* Stated problem
What do the lines say from the one containing "Extract all readable text from this page." to the end of the records? Restate them word for word, and only those.

— start —

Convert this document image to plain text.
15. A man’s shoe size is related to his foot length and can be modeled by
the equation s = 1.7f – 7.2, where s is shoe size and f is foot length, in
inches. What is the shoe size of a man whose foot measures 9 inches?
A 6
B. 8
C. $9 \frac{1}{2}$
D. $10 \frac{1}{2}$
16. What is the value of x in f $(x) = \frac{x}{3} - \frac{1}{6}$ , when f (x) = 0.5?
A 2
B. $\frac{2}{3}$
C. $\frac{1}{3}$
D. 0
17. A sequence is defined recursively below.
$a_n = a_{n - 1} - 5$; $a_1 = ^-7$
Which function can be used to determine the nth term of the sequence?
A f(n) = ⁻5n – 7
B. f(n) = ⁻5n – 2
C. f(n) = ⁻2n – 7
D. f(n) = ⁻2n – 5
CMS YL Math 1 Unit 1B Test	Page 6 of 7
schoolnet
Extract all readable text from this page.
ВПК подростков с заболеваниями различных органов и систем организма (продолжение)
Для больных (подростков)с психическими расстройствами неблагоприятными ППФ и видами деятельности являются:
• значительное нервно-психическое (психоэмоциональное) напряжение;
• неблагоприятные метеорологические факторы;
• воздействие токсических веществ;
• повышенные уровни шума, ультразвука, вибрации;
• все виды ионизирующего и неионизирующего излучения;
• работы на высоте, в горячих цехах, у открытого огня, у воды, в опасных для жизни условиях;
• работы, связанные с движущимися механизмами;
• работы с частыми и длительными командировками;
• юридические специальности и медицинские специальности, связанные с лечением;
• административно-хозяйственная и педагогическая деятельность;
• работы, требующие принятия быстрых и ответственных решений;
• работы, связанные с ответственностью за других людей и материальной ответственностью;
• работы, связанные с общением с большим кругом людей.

— end —

* Output
Extract all readable text from this page.
ВПК подростков с заболеваниями различных органов и систем организма (продолжение)
Для больных (подростков)с психическими расстройствами неблагоприятными ППФ и видами деятельности являются:
• значительное нервно-психическое (психоэмоциональное) напряжение;
• неблагоприятные метеорологические факторы;
• воздействие токсических веществ;
• повышенные уровни шума, ультразвука, вибрации;
• все виды ионизирующего и неионизирующего излучения;
• работы на высоте, в горячих цехах, у открытого огня, у воды, в опасных для жизни условиях;
• работы, связанные с движущимися механизмами;
• работы с частыми и длительными командировками;
• юридические специальности и медицинские специальности, связанные с лечением;
• административно-хозяйственная и педагогическая деятельность;
• работы, требующие принятия быстрых и ответственных решений;
• работы, связанные с ответственностью за других людей и материальной ответственностью;
• работы, связанные с общением с большим кругом людей.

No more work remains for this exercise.